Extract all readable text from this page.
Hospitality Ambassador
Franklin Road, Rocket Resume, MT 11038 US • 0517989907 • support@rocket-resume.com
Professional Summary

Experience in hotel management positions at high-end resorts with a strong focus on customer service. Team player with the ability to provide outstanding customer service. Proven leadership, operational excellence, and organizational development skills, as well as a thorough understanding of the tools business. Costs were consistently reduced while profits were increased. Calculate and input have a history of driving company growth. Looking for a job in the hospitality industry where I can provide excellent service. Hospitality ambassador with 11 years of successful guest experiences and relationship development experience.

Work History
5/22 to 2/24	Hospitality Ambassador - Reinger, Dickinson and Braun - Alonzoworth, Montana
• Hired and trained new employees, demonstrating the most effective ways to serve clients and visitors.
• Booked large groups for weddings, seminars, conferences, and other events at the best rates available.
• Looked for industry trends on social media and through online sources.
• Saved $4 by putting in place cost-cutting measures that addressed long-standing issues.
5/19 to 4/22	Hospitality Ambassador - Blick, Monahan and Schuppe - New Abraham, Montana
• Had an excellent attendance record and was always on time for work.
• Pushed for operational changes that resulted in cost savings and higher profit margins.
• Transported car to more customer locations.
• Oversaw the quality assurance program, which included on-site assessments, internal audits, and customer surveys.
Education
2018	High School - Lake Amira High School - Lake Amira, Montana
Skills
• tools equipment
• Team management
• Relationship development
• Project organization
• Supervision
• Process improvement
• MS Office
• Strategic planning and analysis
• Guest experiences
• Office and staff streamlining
++++++++
All of the lines above must be returned exactly.

_Written reply_.
Extract all readable text from this page.
Hospitality Ambassador
Franklin Road, Rocket Resume, MT 11038 US • 0517989907 • support@rocket-resume.com
Professional Summary

Experience in hotel management positions at high-end resorts with a strong focus on customer service. Team player with the ability to provide outstanding customer service. Proven leadership, operational excellence, and organizational development skills, as well as a thorough understanding of the tools business. Costs were consistently reduced while profits were increased. Calculate and input have a history of driving company growth. Looking for a job in the hospitality industry where I can provide excellent service. Hospitality ambassador with 11 years of successful guest experiences and relationship development experience.

Work History
5/22 to 2/24	Hospitality Ambassador - Reinger, Dickinson and Braun - Alonzoworth, Montana
• Hired and trained new employees, demonstrating the most effective ways to serve clients and visitors.
• Booked large groups for weddings, seminars, conferences, and other events at the best rates available.
• Looked for industry trends on social media and through online sources.
• Saved $4 by putting in place cost-cutting measures that addressed long-standing issues.
5/19 to 4/22	Hospitality Ambassador - Blick, Monahan and Schuppe - New Abraham, Montana
• Had an excellent attendance record and was always on time for work.
• Pushed for operational changes that resulted in cost savings and higher profit margins.
• Transported car to more customer locations.
• Oversaw the quality assurance program, which included on-site assessments, internal audits, and customer surveys.
Education
2018	High School - Lake Amira High School - Lake Amira, Montana
Skills
• tools equipment
• Team management
• Relationship development
• Project organization
• Supervision
• Process improvement
• MS Office
• Strategic planning and analysis
• Guest experiences
• Office and staff streamlining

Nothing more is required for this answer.